**Text passage**:
________________________________________

(644d) Microbial Conditioning and Pretreatment of Grasses for Ethanol and Lignin Co-Products

Cellulosic ethanol continues to develop as a potential alternative transportation fuel. For its production, major process steps involve pretreatment to degrade or disengage lignin, saccharification to depolymerize cellulose to sugars, and fermentation of sugars to ethanol. Through DOE-supported projects, Novozymes and Genencor have dramatically reduced the enzymatic hydrolysis costs, leaving pretreatment as a significant remaining cost challenge to cellulosic ethanol commercialization. Aggressive research and development is pursuing alternative pretreatments to meet this challenge. In this matter, lignin plays a key role. It inhibits enzymatic hydrolysis of cellulose, and process designs typically consign its recalcitrant, low-value forms to boilers. However, lignin, in appropriate molecular weight ranges, is a suitable component of phenolic resin plastics.

Our objective is to combine microbial conditioning to improve pretreatment performance, allowing reductions in severity and complexity, reduced costs, and improved economics for the biomass grower. Furthermore, we aim to obtain a more useable lignin co-product.

In this work, we applied a wastewater sludge bacterial (consortium) and Phenerochaete Chrysosporium to Corn Stover, Switch Grass, Sorghum, and Giant Miscanthus for 20 and 28 days respectively. We measured enzyme activities for Phenol oxidase, Peroxidase and beta-Glucosidase during the period of fungal conditioning of the biomasses. The bacterial consortium was characterized for the active species responsible for conditioning. The conditioned biomasses were washed and analyzed for their composition. Sugar yields after 72 hours of enzymatic hydrolysis were determined using HPLC. Finally, a comparison of the impact of Ammonia Fiber Expansion (AFEX), Extrusion and Centrifugation, Dilute Acid Hydrolysis and Microbial Conditioning on enzymatic hydrolysis was made on the four feed stocks. The liquid portion of the conditioned material was analyzed for solubilized sugars and lignin. Findings include observations that bacterial conditioning liberated significant xylose and that fungal conditioning generated primarily the beta-Glucosidase enzyme.

________________________________________

**Data for review**:
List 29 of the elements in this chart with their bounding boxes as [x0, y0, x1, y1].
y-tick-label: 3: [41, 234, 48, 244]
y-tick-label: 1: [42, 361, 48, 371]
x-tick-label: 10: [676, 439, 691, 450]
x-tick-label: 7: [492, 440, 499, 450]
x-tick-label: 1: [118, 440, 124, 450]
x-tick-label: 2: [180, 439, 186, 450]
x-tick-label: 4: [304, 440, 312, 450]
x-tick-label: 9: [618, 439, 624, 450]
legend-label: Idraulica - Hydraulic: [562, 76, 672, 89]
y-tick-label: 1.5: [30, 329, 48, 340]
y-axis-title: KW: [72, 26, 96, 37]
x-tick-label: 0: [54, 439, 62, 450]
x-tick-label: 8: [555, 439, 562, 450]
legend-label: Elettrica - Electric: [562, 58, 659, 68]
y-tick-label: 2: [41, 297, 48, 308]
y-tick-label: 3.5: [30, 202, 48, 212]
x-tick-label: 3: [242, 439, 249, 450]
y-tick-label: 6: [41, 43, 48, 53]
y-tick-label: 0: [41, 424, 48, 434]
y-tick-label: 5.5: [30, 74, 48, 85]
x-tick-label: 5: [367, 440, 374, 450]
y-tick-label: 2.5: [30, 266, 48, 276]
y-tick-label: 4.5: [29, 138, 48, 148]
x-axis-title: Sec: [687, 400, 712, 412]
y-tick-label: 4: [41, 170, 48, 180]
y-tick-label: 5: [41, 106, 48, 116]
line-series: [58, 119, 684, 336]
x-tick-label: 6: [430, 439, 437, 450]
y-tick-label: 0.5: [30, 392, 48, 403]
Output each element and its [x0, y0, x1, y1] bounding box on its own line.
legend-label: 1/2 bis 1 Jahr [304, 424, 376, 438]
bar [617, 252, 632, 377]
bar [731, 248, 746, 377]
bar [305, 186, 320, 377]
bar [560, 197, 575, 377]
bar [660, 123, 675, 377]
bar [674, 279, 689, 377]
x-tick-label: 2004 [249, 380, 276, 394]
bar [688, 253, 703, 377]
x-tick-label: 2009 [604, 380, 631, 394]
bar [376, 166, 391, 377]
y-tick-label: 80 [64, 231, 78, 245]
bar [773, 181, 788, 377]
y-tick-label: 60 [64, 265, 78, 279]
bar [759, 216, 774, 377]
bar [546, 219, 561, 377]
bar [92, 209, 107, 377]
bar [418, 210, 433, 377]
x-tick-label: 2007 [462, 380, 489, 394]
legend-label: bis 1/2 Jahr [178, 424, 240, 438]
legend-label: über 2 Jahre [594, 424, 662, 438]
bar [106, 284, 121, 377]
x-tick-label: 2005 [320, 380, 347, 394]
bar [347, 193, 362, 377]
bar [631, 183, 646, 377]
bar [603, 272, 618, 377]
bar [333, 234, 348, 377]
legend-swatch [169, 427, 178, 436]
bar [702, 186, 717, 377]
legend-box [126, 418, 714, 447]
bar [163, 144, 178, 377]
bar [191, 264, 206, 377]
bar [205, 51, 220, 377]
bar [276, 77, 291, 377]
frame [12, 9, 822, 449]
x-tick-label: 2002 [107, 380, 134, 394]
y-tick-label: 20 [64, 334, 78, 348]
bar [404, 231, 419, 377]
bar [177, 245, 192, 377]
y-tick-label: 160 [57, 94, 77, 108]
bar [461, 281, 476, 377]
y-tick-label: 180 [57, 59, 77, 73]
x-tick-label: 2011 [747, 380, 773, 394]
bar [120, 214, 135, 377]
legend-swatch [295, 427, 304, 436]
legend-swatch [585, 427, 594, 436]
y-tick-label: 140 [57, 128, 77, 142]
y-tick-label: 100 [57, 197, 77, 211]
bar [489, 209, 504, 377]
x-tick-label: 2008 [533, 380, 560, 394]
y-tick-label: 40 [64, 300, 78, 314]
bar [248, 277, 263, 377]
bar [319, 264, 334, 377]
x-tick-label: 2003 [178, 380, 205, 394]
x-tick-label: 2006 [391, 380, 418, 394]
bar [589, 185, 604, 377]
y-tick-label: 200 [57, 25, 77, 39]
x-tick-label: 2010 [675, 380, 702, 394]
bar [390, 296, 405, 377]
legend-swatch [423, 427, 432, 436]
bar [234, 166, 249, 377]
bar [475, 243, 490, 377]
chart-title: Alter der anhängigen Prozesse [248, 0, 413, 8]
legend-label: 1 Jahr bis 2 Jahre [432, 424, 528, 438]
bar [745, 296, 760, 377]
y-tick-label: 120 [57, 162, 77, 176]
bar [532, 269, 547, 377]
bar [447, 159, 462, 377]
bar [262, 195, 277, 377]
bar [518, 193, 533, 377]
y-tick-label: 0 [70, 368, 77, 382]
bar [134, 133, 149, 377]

________________________________________

**Requirement 1**:
In the abstract, do the following statements agree with it? (a) Novozymes and Genencor have lowered the cost of enzymatic hydrolysis. (b) Sugar yields were measured after 48 hours of enzymatic hydrolysis. (c) Fungal conditioning mainly generated the beta-Glucosidase enzyme. For each, answer yes or no and quote the deciding words.
**Requirement 2**:
Edit the abstract from "Our objective is" to "useable lignin co-product.", putting "farmer" wherever "biomass grower" appears.
Answer from the abstract alone.

**Output 1**:
(a) Yes: "Novozymes and Genencor have dramatically reduced the enzymatic hydrolysis costs"
(b) No: "Sugar yields after 72 hours of enzymatic hydrolysis were determined using HPLC."
(c) Yes: "fungal conditioning generated primarily the beta-Glucosidase enzyme"

**Output 2**:
Our objective is to combine microbial conditioning to improve pretreatment performance, allowing reductions in severity and complexity, reduced costs, and improved economics for the farmer. Furthermore, we aim to obtain a more useable lignin co-product.